Dataset content:
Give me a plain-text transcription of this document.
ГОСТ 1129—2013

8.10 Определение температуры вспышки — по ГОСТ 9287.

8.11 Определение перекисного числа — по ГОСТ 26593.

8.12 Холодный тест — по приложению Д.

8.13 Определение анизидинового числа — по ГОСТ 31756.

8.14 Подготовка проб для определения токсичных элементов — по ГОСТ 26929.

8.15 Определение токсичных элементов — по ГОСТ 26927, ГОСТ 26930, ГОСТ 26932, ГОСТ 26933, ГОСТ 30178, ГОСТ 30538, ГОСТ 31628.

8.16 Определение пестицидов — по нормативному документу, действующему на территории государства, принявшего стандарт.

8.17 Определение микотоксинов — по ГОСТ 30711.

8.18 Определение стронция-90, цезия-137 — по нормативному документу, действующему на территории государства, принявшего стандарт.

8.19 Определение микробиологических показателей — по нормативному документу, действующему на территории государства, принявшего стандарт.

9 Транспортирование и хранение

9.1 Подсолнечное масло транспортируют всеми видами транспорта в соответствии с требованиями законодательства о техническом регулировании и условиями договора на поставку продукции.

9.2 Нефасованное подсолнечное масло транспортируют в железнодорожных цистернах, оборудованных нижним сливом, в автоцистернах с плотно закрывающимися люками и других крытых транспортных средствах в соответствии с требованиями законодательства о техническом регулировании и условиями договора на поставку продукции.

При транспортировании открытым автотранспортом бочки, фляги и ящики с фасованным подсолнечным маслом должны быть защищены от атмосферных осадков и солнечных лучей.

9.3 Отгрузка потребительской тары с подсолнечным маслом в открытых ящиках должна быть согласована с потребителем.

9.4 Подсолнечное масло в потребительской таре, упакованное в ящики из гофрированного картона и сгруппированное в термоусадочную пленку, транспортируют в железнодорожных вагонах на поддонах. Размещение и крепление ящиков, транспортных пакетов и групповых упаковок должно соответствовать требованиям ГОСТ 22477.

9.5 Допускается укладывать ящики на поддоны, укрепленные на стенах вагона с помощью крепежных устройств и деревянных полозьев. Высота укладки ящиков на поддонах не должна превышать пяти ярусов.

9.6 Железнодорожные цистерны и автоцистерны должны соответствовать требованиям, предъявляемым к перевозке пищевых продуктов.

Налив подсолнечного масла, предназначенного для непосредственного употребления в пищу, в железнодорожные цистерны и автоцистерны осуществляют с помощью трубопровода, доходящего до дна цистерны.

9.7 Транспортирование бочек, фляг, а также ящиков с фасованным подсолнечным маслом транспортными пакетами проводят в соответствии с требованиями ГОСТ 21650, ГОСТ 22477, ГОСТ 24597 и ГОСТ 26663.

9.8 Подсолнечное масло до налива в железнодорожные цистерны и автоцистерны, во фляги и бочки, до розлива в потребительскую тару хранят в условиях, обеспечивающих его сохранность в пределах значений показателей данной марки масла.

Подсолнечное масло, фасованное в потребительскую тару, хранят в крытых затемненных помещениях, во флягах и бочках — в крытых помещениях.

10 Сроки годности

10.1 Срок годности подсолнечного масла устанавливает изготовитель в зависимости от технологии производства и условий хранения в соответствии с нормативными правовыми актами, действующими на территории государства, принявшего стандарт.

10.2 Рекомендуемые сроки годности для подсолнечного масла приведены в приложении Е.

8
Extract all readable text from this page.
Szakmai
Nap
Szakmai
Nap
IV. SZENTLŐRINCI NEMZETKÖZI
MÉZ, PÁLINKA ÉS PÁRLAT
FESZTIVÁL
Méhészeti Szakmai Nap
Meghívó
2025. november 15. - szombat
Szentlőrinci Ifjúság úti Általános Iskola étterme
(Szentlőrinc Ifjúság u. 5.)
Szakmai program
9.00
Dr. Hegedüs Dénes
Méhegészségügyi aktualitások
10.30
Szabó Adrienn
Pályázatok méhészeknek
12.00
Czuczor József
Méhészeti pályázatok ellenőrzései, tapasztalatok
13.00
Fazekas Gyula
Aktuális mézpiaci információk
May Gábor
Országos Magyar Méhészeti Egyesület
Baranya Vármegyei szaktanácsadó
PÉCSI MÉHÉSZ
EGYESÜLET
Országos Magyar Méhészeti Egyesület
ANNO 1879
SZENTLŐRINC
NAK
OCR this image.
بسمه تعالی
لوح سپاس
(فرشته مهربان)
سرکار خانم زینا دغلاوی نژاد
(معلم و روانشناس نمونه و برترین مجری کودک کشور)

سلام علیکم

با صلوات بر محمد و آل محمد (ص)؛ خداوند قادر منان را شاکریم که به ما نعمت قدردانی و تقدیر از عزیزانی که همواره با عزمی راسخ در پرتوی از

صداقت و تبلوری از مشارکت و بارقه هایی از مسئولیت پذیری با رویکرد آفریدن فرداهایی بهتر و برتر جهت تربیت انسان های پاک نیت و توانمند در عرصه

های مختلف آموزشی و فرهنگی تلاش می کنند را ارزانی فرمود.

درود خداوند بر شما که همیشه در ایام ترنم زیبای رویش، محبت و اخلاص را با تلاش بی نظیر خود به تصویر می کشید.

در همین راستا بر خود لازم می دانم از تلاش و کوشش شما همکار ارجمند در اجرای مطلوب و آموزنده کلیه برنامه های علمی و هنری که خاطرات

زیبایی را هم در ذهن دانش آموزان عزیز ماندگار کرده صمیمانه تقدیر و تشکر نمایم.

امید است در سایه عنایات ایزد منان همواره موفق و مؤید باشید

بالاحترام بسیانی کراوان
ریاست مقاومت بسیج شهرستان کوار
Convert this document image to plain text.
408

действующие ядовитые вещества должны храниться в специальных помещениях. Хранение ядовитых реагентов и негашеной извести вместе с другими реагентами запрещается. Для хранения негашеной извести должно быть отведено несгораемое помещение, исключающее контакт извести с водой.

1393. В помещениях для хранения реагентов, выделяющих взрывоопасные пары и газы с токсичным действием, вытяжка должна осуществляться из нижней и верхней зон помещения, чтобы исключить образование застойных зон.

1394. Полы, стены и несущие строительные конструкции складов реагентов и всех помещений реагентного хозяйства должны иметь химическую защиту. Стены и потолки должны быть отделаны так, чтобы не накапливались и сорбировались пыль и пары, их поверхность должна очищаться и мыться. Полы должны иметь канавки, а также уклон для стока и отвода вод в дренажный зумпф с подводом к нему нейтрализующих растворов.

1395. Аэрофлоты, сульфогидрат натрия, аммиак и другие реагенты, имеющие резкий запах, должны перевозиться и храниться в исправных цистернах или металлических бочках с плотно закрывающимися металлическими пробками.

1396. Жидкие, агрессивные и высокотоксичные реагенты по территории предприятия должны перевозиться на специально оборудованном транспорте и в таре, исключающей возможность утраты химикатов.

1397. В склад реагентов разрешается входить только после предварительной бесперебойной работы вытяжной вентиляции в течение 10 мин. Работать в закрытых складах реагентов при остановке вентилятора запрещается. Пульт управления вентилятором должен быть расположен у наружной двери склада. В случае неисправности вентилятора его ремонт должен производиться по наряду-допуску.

Problem requirements: Repeat each record exactly. Omit nothing.

Full response:
Give me a plain-text transcription of this document.
ГОСТ 1129—2013

8.10 Определение температуры вспышки — по ГОСТ 9287.

8.11 Определение перекисного числа — по ГОСТ 26593.

8.12 Холодный тест — по приложению Д.

8.13 Определение анизидинового числа — по ГОСТ 31756.

8.14 Подготовка проб для определения токсичных элементов — по ГОСТ 26929.

8.15 Определение токсичных элементов — по ГОСТ 26927, ГОСТ 26930, ГОСТ 26932, ГОСТ 26933, ГОСТ 30178, ГОСТ 30538, ГОСТ 31628.

8.16 Определение пестицидов — по нормативному документу, действующему на территории государства, принявшего стандарт.

8.17 Определение микотоксинов — по ГОСТ 30711.

8.18 Определение стронция-90, цезия-137 — по нормативному документу, действующему на территории государства, принявшего стандарт.

8.19 Определение микробиологических показателей — по нормативному документу, действующему на территории государства, принявшего стандарт.

9 Транспортирование и хранение

9.1 Подсолнечное масло транспортируют всеми видами транспорта в соответствии с требованиями законодательства о техническом регулировании и условиями договора на поставку продукции.

9.2 Нефасованное подсолнечное масло транспортируют в железнодорожных цистернах, оборудованных нижним сливом, в автоцистернах с плотно закрывающимися люками и других крытых транспортных средствах в соответствии с требованиями законодательства о техническом регулировании и условиями договора на поставку продукции.

При транспортировании открытым автотранспортом бочки, фляги и ящики с фасованным подсолнечным маслом должны быть защищены от атмосферных осадков и солнечных лучей.

9.3 Отгрузка потребительской тары с подсолнечным маслом в открытых ящиках должна быть согласована с потребителем.

9.4 Подсолнечное масло в потребительской таре, упакованное в ящики из гофрированного картона и сгруппированное в термоусадочную пленку, транспортируют в железнодорожных вагонах на поддонах. Размещение и крепление ящиков, транспортных пакетов и групповых упаковок должно соответствовать требованиям ГОСТ 22477.

9.5 Допускается укладывать ящики на поддоны, укрепленные на стенах вагона с помощью крепежных устройств и деревянных полозьев. Высота укладки ящиков на поддонах не должна превышать пяти ярусов.

9.6 Железнодорожные цистерны и автоцистерны должны соответствовать требованиям, предъявляемым к перевозке пищевых продуктов.

Налив подсолнечного масла, предназначенного для непосредственного употребления в пищу, в железнодорожные цистерны и автоцистерны осуществляют с помощью трубопровода, доходящего до дна цистерны.

9.7 Транспортирование бочек, фляг, а также ящиков с фасованным подсолнечным маслом транспортными пакетами проводят в соответствии с требованиями ГОСТ 21650, ГОСТ 22477, ГОСТ 24597 и ГОСТ 26663.

9.8 Подсолнечное масло до налива в железнодорожные цистерны и автоцистерны, во фляги и бочки, до розлива в потребительскую тару хранят в условиях, обеспечивающих его сохранность в пределах значений показателей данной марки масла.

Подсолнечное масло, фасованное в потребительскую тару, хранят в крытых затемненных помещениях, во флягах и бочках — в крытых помещениях.

10 Сроки годности

10.1 Срок годности подсолнечного масла устанавливает изготовитель в зависимости от технологии производства и условий хранения в соответствии с нормативными правовыми актами, действующими на территории государства, принявшего стандарт.

10.2 Рекомендуемые сроки годности для подсолнечного масла приведены в приложении Е.

8
Extract all readable text from this page.
Szakmai
Nap
Szakmai
Nap
IV. SZENTLŐRINCI NEMZETKÖZI
MÉZ, PÁLINKA ÉS PÁRLAT
FESZTIVÁL
Méhészeti Szakmai Nap
Meghívó
2025. november 15. - szombat
Szentlőrinci Ifjúság úti Általános Iskola étterme
(Szentlőrinc Ifjúság u. 5.)
Szakmai program
9.00
Dr. Hegedüs Dénes
Méhegészségügyi aktualitások
10.30
Szabó Adrienn
Pályázatok méhészeknek
12.00
Czuczor József
Méhészeti pályázatok ellenőrzései, tapasztalatok
13.00
Fazekas Gyula
Aktuális mézpiaci információk
May Gábor
Országos Magyar Méhészeti Egyesület
Baranya Vármegyei szaktanácsadó
PÉCSI MÉHÉSZ
EGYESÜLET
Országos Magyar Méhészeti Egyesület
ANNO 1879
SZENTLŐRINC
NAK
OCR this image.
بسمه تعالی
لوح سپاس
(فرشته مهربان)
سرکار خانم زینا دغلاوی نژاد
(معلم و روانشناس نمونه و برترین مجری کودک کشور)

سلام علیکم

با صلوات بر محمد و آل محمد (ص)؛ خداوند قادر منان را شاکریم که به ما نعمت قدردانی و تقدیر از عزیزانی که همواره با عزمی راسخ در پرتوی از

صداقت و تبلوری از مشارکت و بارقه هایی از مسئولیت پذیری با رویکرد آفریدن فرداهایی بهتر و برتر جهت تربیت انسان های پاک نیت و توانمند در عرصه

های مختلف آموزشی و فرهنگی تلاش می کنند را ارزانی فرمود.

درود خداوند بر شما که همیشه در ایام ترنم زیبای رویش، محبت و اخلاص را با تلاش بی نظیر خود به تصویر می کشید.

در همین راستا بر خود لازم می دانم از تلاش و کوشش شما همکار ارجمند در اجرای مطلوب و آموزنده کلیه برنامه های علمی و هنری که خاطرات

زیبایی را هم در ذهن دانش آموزان عزیز ماندگار کرده صمیمانه تقدیر و تشکر نمایم.

امید است در سایه عنایات ایزد منان همواره موفق و مؤید باشید

بالاحترام بسیانی کراوان
ریاست مقاومت بسیج شهرستان کوار
Convert this document image to plain text.
408

действующие ядовитые вещества должны храниться в специальных помещениях. Хранение ядовитых реагентов и негашеной извести вместе с другими реагентами запрещается. Для хранения негашеной извести должно быть отведено несгораемое помещение, исключающее контакт извести с водой.

1393. В помещениях для хранения реагентов, выделяющих взрывоопасные пары и газы с токсичным действием, вытяжка должна осуществляться из нижней и верхней зон помещения, чтобы исключить образование застойных зон.

1394. Полы, стены и несущие строительные конструкции складов реагентов и всех помещений реагентного хозяйства должны иметь химическую защиту. Стены и потолки должны быть отделаны так, чтобы не накапливались и сорбировались пыль и пары, их поверхность должна очищаться и мыться. Полы должны иметь канавки, а также уклон для стока и отвода вод в дренажный зумпф с подводом к нему нейтрализующих растворов.

1395. Аэрофлоты, сульфогидрат натрия, аммиак и другие реагенты, имеющие резкий запах, должны перевозиться и храниться в исправных цистернах или металлических бочках с плотно закрывающимися металлическими пробками.

1396. Жидкие, агрессивные и высокотоксичные реагенты по территории предприятия должны перевозиться на специально оборудованном транспорте и в таре, исключающей возможность утраты химикатов.

1397. В склад реагентов разрешается входить только после предварительной бесперебойной работы вытяжной вентиляции в течение 10 мин. Работать в закрытых складах реагентов при остановке вентилятора запрещается. Пульт управления вентилятором должен быть расположен у наружной двери склада. В случае неисправности вентилятора его ремонт должен производиться по наряду-допуску.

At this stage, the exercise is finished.